Problem to work on –
Retype each record shown below, leaving every character as it is.

-- BEGIN Supplied material --

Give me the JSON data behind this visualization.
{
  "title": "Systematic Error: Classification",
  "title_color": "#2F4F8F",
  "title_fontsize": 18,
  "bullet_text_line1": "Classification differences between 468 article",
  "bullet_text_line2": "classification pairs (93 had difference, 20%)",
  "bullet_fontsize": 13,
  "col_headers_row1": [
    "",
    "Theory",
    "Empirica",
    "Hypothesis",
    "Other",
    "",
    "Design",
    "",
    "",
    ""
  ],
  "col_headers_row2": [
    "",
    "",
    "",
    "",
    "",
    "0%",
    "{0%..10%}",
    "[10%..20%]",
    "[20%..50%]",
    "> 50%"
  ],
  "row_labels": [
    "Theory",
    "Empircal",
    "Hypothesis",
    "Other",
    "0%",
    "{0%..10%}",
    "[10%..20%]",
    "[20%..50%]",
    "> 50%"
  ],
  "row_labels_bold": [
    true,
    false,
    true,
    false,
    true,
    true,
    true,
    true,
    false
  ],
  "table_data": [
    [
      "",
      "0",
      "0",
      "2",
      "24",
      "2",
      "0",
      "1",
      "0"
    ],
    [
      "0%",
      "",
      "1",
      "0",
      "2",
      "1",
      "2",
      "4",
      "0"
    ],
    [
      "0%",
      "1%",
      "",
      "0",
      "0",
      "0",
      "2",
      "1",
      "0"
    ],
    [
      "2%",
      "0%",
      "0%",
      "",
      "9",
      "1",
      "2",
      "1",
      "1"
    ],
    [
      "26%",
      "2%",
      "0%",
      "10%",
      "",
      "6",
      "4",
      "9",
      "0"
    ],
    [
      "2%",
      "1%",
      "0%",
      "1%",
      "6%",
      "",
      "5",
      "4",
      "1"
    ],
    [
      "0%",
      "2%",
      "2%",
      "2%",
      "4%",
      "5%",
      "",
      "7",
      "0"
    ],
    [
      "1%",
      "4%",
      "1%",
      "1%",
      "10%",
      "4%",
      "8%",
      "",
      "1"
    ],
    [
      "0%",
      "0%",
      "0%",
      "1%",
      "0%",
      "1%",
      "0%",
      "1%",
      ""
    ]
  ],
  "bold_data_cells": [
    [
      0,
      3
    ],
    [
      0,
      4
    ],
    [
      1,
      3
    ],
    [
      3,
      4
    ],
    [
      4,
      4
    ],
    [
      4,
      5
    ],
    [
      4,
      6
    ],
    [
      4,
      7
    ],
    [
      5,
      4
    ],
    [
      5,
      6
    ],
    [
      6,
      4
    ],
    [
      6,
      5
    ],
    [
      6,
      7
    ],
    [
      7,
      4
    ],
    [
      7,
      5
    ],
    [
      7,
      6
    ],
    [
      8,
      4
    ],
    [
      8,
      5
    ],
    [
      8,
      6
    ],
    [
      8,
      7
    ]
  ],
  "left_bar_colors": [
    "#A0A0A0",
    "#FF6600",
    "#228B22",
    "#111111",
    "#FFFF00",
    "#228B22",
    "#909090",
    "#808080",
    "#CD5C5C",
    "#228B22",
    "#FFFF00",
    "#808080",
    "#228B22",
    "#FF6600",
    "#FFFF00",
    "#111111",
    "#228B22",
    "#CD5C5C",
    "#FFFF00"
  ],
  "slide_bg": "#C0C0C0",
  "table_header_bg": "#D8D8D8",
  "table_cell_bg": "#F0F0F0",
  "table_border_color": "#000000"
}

-- END Supplied material --

Worked solution –
Give me the JSON data behind this visualization.
{
  "title": "Systematic Error: Classification",
  "title_color": "#2F4F8F",
  "title_fontsize": 18,
  "bullet_text_line1": "Classification differences between 468 article",
  "bullet_text_line2": "classification pairs (93 had difference, 20%)",
  "bullet_fontsize": 13,
  "col_headers_row1": [
    "",
    "Theory",
    "Empirica",
    "Hypothesis",
    "Other",
    "",
    "Design",
    "",
    "",
    ""
  ],
  "col_headers_row2": [
    "",
    "",
    "",
    "",
    "",
    "0%",
    "{0%..10%}",
    "[10%..20%]",
    "[20%..50%]",
    "> 50%"
  ],
  "row_labels": [
    "Theory",
    "Empircal",
    "Hypothesis",
    "Other",
    "0%",
    "{0%..10%}",
    "[10%..20%]",
    "[20%..50%]",
    "> 50%"
  ],
  "row_labels_bold": [
    true,
    false,
    true,
    false,
    true,
    true,
    true,
    true,
    false
  ],
  "table_data": [
    [
      "",
      "0",
      "0",
      "2",
      "24",
      "2",
      "0",
      "1",
      "0"
    ],
    [
      "0%",
      "",
      "1",
      "0",
      "2",
      "1",
      "2",
      "4",
      "0"
    ],
    [
      "0%",
      "1%",
      "",
      "0",
      "0",
      "0",
      "2",
      "1",
      "0"
    ],
    [
      "2%",
      "0%",
      "0%",
      "",
      "9",
      "1",
      "2",
      "1",
      "1"
    ],
    [
      "26%",
      "2%",
      "0%",
      "10%",
      "",
      "6",
      "4",
      "9",
      "0"
    ],
    [
      "2%",
      "1%",
      "0%",
      "1%",
      "6%",
      "",
      "5",
      "4",
      "1"
    ],
    [
      "0%",
      "2%",
      "2%",
      "2%",
      "4%",
      "5%",
      "",
      "7",
      "0"
    ],
    [
      "1%",
      "4%",
      "1%",
      "1%",
      "10%",
      "4%",
      "8%",
      "",
      "1"
    ],
    [
      "0%",
      "0%",
      "0%",
      "1%",
      "0%",
      "1%",
      "0%",
      "1%",
      ""
    ]
  ],
  "bold_data_cells": [
    [
      0,
      3
    ],
    [
      0,
      4
    ],
    [
      1,
      3
    ],
    [
      3,
      4
    ],
    [
      4,
      4
    ],
    [
      4,
      5
    ],
    [
      4,
      6
    ],
    [
      4,
      7
    ],
    [
      5,
      4
    ],
    [
      5,
      6
    ],
    [
      6,
      4
    ],
    [
      6,
      5
    ],
    [
      6,
      7
    ],
    [
      7,
      4
    ],
    [
      7,
      5
    ],
    [
      7,
      6
    ],
    [
      8,
      4
    ],
    [
      8,
      5
    ],
    [
      8,
      6
    ],
    [
      8,
      7
    ]
  ],
  "left_bar_colors": [
    "#A0A0A0",
    "#FF6600",
    "#228B22",
    "#111111",
    "#FFFF00",
    "#228B22",
    "#909090",
    "#808080",
    "#CD5C5C",
    "#228B22",
    "#FFFF00",
    "#808080",
    "#228B22",
    "#FF6600",
    "#FFFF00",
    "#111111",
    "#228B22",
    "#CD5C5C",
    "#FFFF00"
  ],
  "slide_bg": "#C0C0C0",
  "table_header_bg": "#D8D8D8",
  "table_cell_bg": "#F0F0F0",
  "table_border_color": "#000000"
}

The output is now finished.